- _Exercise instructions_
Write out all records as given; omit images.

- _Records for the exercise_
-- BEGIN --
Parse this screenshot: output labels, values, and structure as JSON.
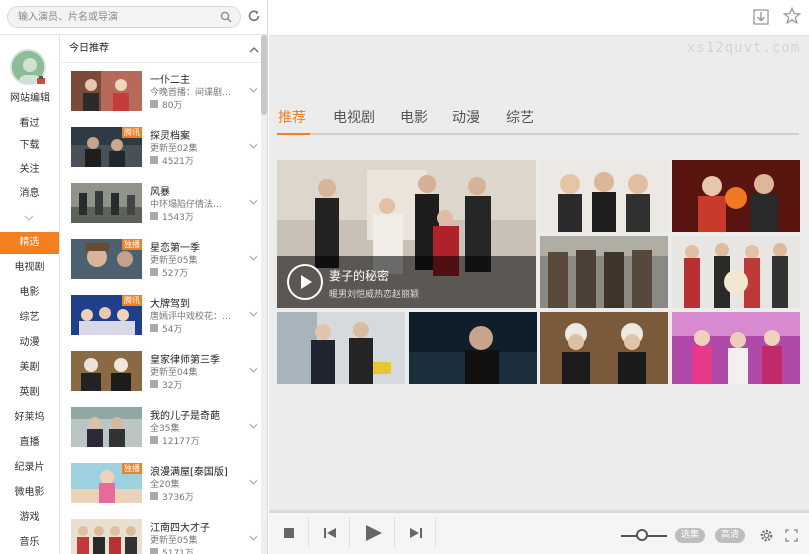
{
  "search": {
    "placeholder": "输入演员、片名或导演"
  },
  "user": {
    "name": "网站编辑"
  },
  "nav": {
    "items": [
      "看过",
      "下载",
      "关注",
      "消息"
    ],
    "categories": [
      "精选",
      "电视剧",
      "电影",
      "综艺",
      "动漫",
      "美剧",
      "英剧",
      "好莱坞",
      "直播",
      "纪录片",
      "微电影",
      "游戏",
      "音乐"
    ],
    "active": "精选"
  },
  "list": {
    "header": "今日推荐",
    "items": [
      {
        "title": "一仆二主",
        "sub": "今晚首播：间谍剧…",
        "count": "80万",
        "badge": ""
      },
      {
        "title": "探灵档案",
        "sub": "更新至02集",
        "count": "4521万",
        "badge": "腾讯"
      },
      {
        "title": "风暴",
        "sub": "中环塌陷仔情法…",
        "count": "1543万",
        "badge": ""
      },
      {
        "title": "星恋第一季",
        "sub": "更新至05集",
        "count": "527万",
        "badge": "独播"
      },
      {
        "title": "大牌驾到",
        "sub": "唐嫣评中戏校花：…",
        "count": "54万",
        "badge": "腾讯"
      },
      {
        "title": "皇家律师第三季",
        "sub": "更新至04集",
        "count": "32万",
        "badge": ""
      },
      {
        "title": "我的儿子是奇葩",
        "sub": "全35集",
        "count": "12177万",
        "badge": ""
      },
      {
        "title": "浪漫满屋[泰国版]",
        "sub": "全20集",
        "count": "3736万",
        "badge": "独播"
      },
      {
        "title": "江南四大才子",
        "sub": "更新至05集",
        "count": "5171万",
        "badge": ""
      }
    ]
  },
  "watermark": "xs12quvt.com",
  "tabs": [
    "推荐",
    "电视剧",
    "电影",
    "动漫",
    "综艺"
  ],
  "active_tab": "推荐",
  "featured": {
    "title": "妻子的秘密",
    "subtitle": "暖男刘恺威热恋赵丽颖"
  },
  "player": {
    "select_label": "选集",
    "quality_label": "高清"
  },
  "colors": {
    "accent": "#f47f20",
    "panel": "#ececec"
  },
  "icons": [
    "search-icon",
    "refresh-icon",
    "download-icon",
    "star-icon",
    "stop-icon",
    "prev-icon",
    "play-icon",
    "next-icon",
    "settings-icon",
    "fullscreen-icon"
  ]
}
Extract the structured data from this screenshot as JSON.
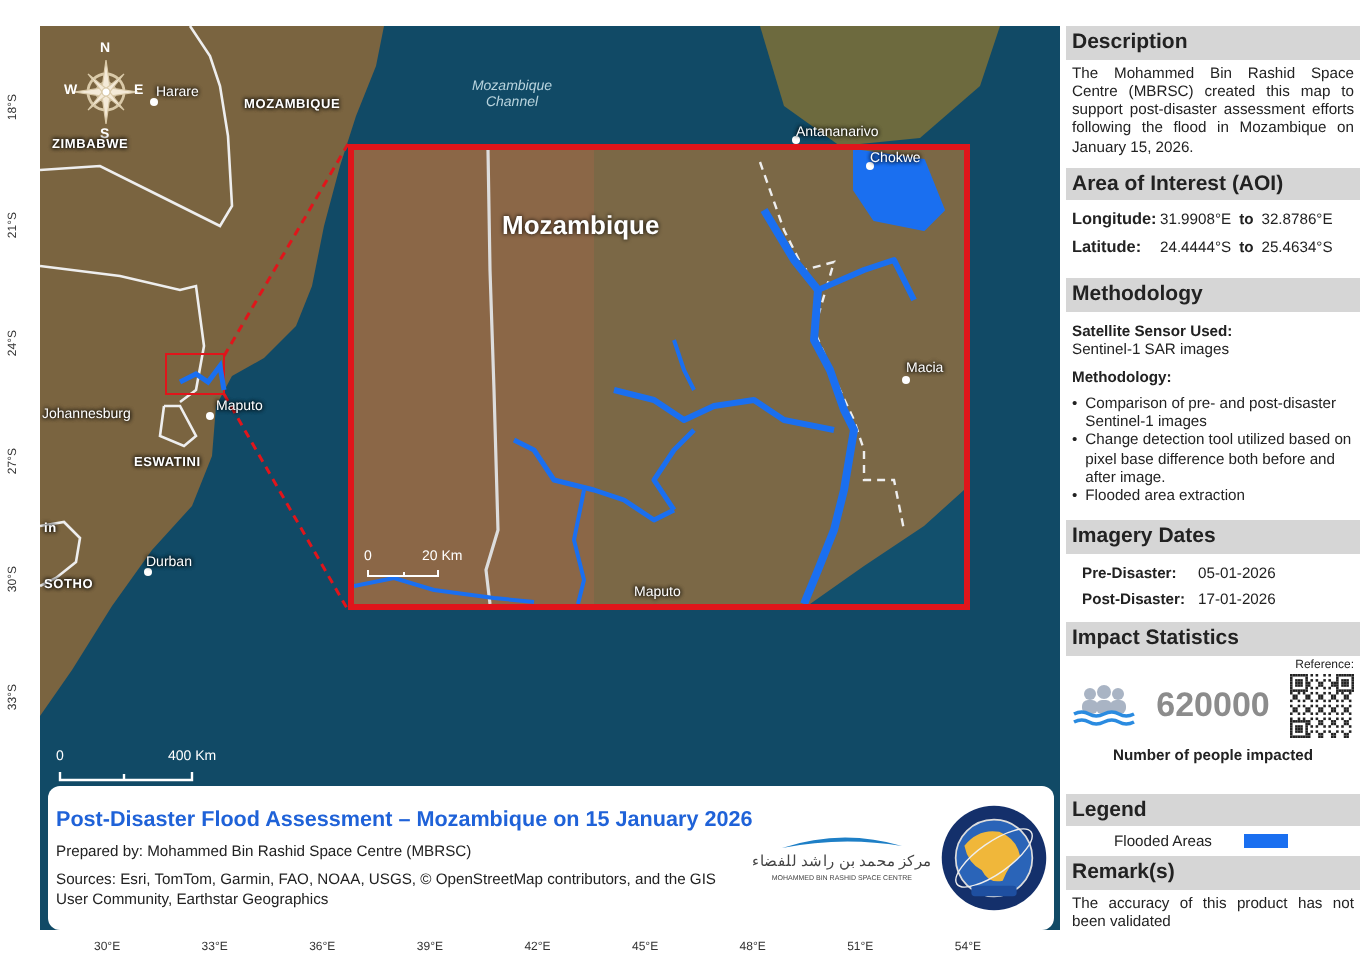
{
  "map": {
    "compass_letters": [
      "N",
      "W",
      "E",
      "S"
    ],
    "place_labels": [
      {
        "text": "Harare",
        "kind": "city"
      },
      {
        "text": "MOZAMBIQUE",
        "kind": "country"
      },
      {
        "text": "ZIMBABWE",
        "kind": "country"
      },
      {
        "text": "Mozambique Channel",
        "kind": "sea"
      },
      {
        "text": "Antananarivo",
        "kind": "city"
      },
      {
        "text": "Johannesburg",
        "kind": "city"
      },
      {
        "text": "Maputo",
        "kind": "city"
      },
      {
        "text": "ESWATINI",
        "kind": "country"
      },
      {
        "text": "in",
        "kind": "country"
      },
      {
        "text": "Durban",
        "kind": "city"
      },
      {
        "text": "SOTHO",
        "kind": "country"
      }
    ],
    "lat_ticks": [
      "18°S",
      "21°S",
      "24°S",
      "27°S",
      "30°S",
      "33°S"
    ],
    "lon_ticks": [
      "30°E",
      "33°E",
      "36°E",
      "39°E",
      "42°E",
      "45°E",
      "48°E",
      "51°E",
      "54°E"
    ],
    "scale_bar": {
      "start": "0",
      "end": "400 Km"
    },
    "inset": {
      "title": "Mozambique",
      "place_labels": [
        {
          "text": "Chokwe",
          "kind": "city"
        },
        {
          "text": "Macia",
          "kind": "city"
        },
        {
          "text": "Maputo",
          "kind": "city"
        }
      ],
      "scale_bar": {
        "start": "0",
        "end": "20 Km"
      }
    }
  },
  "title_box": {
    "title": "Post-Disaster Flood Assessment – Mozambique on 15 January 2026",
    "prepared_by": "Prepared by: Mohammed Bin Rashid Space Centre (MBRSC)",
    "sources": "Sources: Esri, TomTom, Garmin, FAO, NOAA, USGS, © OpenStreetMap contributors, and the GIS User Community, Earthstar Geographics",
    "logo_arabic": "مركز محمد بن راشد للفضاء",
    "logo_english": "MOHAMMED BIN RASHID SPACE CENTRE"
  },
  "panel": {
    "sections": [
      {
        "kind": "text",
        "header": "Description",
        "text": "The Mohammed Bin Rashid Space Centre (MBRSC) created this map to support post-disaster assessment efforts following the flood in Mozambique on January 15, 2026."
      },
      {
        "kind": "ranges",
        "header": "Area of Interest (AOI)",
        "rows": [
          {
            "label": "Longitude:",
            "from": "31.9908°E",
            "joiner": "to",
            "to": "32.8786°E"
          },
          {
            "label": "Latitude:",
            "from": "24.4444°S",
            "joiner": "to",
            "to": "25.4634°S"
          }
        ]
      },
      {
        "kind": "method",
        "header": "Methodology",
        "sensor_label": "Satellite Sensor Used:",
        "sensor": "Sentinel-1 SAR images",
        "method_label": "Methodology:",
        "bullets": [
          {
            "mark": "•",
            "text": "Comparison of pre- and post-disaster Sentinel-1  images"
          },
          {
            "mark": "•",
            "text": "Change detection tool utilized based on pixel base difference both before and after image."
          },
          {
            "mark": "•",
            "text": "Flooded area extraction"
          }
        ]
      },
      {
        "kind": "dates",
        "header": "Imagery Dates",
        "rows": [
          {
            "label": "Pre-Disaster:",
            "value": "05-01-2026"
          },
          {
            "label": "Post-Disaster:",
            "value": "17-01-2026"
          }
        ]
      },
      {
        "kind": "impact",
        "header": "Impact Statistics",
        "reference_label": "Reference:",
        "count": "620000",
        "caption": "Number of people impacted"
      },
      {
        "kind": "legend",
        "header": "Legend",
        "items": [
          {
            "label": "Flooded Areas",
            "color": "#1a6ff0"
          }
        ]
      },
      {
        "kind": "text",
        "header": "Remark(s)",
        "text": "The accuracy of this product has not been validated"
      }
    ]
  }
}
-- END --
- _Solution for this problem_
Parse this screenshot: output labels, values, and structure as JSON.
{
  "search": {
    "placeholder": "输入演员、片名或导演"
  },
  "user": {
    "name": "网站编辑"
  },
  "nav": {
    "items": [
      "看过",
      "下载",
      "关注",
      "消息"
    ],
    "categories": [
      "精选",
      "电视剧",
      "电影",
      "综艺",
      "动漫",
      "美剧",
      "英剧",
      "好莱坞",
      "直播",
      "纪录片",
      "微电影",
      "游戏",
      "音乐"
    ],
    "active": "精选"
  },
  "list": {
    "header": "今日推荐",
    "items": [
      {
        "title": "一仆二主",
        "sub": "今晚首播：间谍剧…",
        "count": "80万",
        "badge": ""
      },
      {
        "title": "探灵档案",
        "sub": "更新至02集",
        "count": "4521万",
        "badge": "腾讯"
      },
      {
        "title": "风暴",
        "sub": "中环塌陷仔情法…",
        "count": "1543万",
        "badge": ""
      },
      {
        "title": "星恋第一季",
        "sub": "更新至05集",
        "count": "527万",
        "badge": "独播"
      },
      {
        "title": "大牌驾到",
        "sub": "唐嫣评中戏校花：…",
        "count": "54万",
        "badge": "腾讯"
      },
      {
        "title": "皇家律师第三季",
        "sub": "更新至04集",
        "count": "32万",
        "badge": ""
      },
      {
        "title": "我的儿子是奇葩",
        "sub": "全35集",
        "count": "12177万",
        "badge": ""
      },
      {
        "title": "浪漫满屋[泰国版]",
        "sub": "全20集",
        "count": "3736万",
        "badge": "独播"
      },
      {
        "title": "江南四大才子",
        "sub": "更新至05集",
        "count": "5171万",
        "badge": ""
      }
    ]
  },
  "watermark": "xs12quvt.com",
  "tabs": [
    "推荐",
    "电视剧",
    "电影",
    "动漫",
    "综艺"
  ],
  "active_tab": "推荐",
  "featured": {
    "title": "妻子的秘密",
    "subtitle": "暖男刘恺威热恋赵丽颖"
  },
  "player": {
    "select_label": "选集",
    "quality_label": "高清"
  },
  "colors": {
    "accent": "#f47f20",
    "panel": "#ececec"
  },
  "icons": [
    "search-icon",
    "refresh-icon",
    "download-icon",
    "star-icon",
    "stop-icon",
    "prev-icon",
    "play-icon",
    "next-icon",
    "settings-icon",
    "fullscreen-icon"
  ]
}
Extract the structured data from this screenshot as JSON.
{
  "map": {
    "compass_letters": [
      "N",
      "W",
      "E",
      "S"
    ],
    "place_labels": [
      {
        "text": "Harare",
        "kind": "city"
      },
      {
        "text": "MOZAMBIQUE",
        "kind": "country"
      },
      {
        "text": "ZIMBABWE",
        "kind": "country"
      },
      {
        "text": "Mozambique Channel",
        "kind": "sea"
      },
      {
        "text": "Antananarivo",
        "kind": "city"
      },
      {
        "text": "Johannesburg",
        "kind": "city"
      },
      {
        "text": "Maputo",
        "kind": "city"
      },
      {
        "text": "ESWATINI",
        "kind": "country"
      },
      {
        "text": "in",
        "kind": "country"
      },
      {
        "text": "Durban",
        "kind": "city"
      },
      {
        "text": "SOTHO",
        "kind": "country"
      }
    ],
    "lat_ticks": [
      "18°S",
      "21°S",
      "24°S",
      "27°S",
      "30°S",
      "33°S"
    ],
    "lon_ticks": [
      "30°E",
      "33°E",
      "36°E",
      "39°E",
      "42°E",
      "45°E",
      "48°E",
      "51°E",
      "54°E"
    ],
    "scale_bar": {
      "start": "0",
      "end": "400 Km"
    },
    "inset": {
      "title": "Mozambique",
      "place_labels": [
        {
          "text": "Chokwe",
          "kind": "city"
        },
        {
          "text": "Macia",
          "kind": "city"
        },
        {
          "text": "Maputo",
          "kind": "city"
        }
      ],
      "scale_bar": {
        "start": "0",
        "end": "20 Km"
      }
    }
  },
  "title_box": {
    "title": "Post-Disaster Flood Assessment – Mozambique on 15 January 2026",
    "prepared_by": "Prepared by: Mohammed Bin Rashid Space Centre (MBRSC)",
    "sources": "Sources: Esri, TomTom, Garmin, FAO, NOAA, USGS, © OpenStreetMap contributors, and the GIS User Community, Earthstar Geographics",
    "logo_arabic": "مركز محمد بن راشد للفضاء",
    "logo_english": "MOHAMMED BIN RASHID SPACE CENTRE"
  },
  "panel": {
    "sections": [
      {
        "kind": "text",
        "header": "Description",
        "text": "The Mohammed Bin Rashid Space Centre (MBRSC) created this map to support post-disaster assessment efforts following the flood in Mozambique on January 15, 2026."
      },
      {
        "kind": "ranges",
        "header": "Area of Interest (AOI)",
        "rows": [
          {
            "label": "Longitude:",
            "from": "31.9908°E",
            "joiner": "to",
            "to": "32.8786°E"
          },
          {
            "label": "Latitude:",
            "from": "24.4444°S",
            "joiner": "to",
            "to": "25.4634°S"
          }
        ]
      },
      {
        "kind": "method",
        "header": "Methodology",
        "sensor_label": "Satellite Sensor Used:",
        "sensor": "Sentinel-1 SAR images",
        "method_label": "Methodology:",
        "bullets": [
          {
            "mark": "•",
            "text": "Comparison of pre- and post-disaster Sentinel-1  images"
          },
          {
            "mark": "•",
            "text": "Change detection tool utilized based on pixel base difference both before and after image."
          },
          {
            "mark": "•",
            "text": "Flooded area extraction"
          }
        ]
      },
      {
        "kind": "dates",
        "header": "Imagery Dates",
        "rows": [
          {
            "label": "Pre-Disaster:",
            "value": "05-01-2026"
          },
          {
            "label": "Post-Disaster:",
            "value": "17-01-2026"
          }
        ]
      },
      {
        "kind": "impact",
        "header": "Impact Statistics",
        "reference_label": "Reference:",
        "count": "620000",
        "caption": "Number of people impacted"
      },
      {
        "kind": "legend",
        "header": "Legend",
        "items": [
          {
            "label": "Flooded Areas",
            "color": "#1a6ff0"
          }
        ]
      },
      {
        "kind": "text",
        "header": "Remark(s)",
        "text": "The accuracy of this product has not been validated"
      }
    ]
  }
}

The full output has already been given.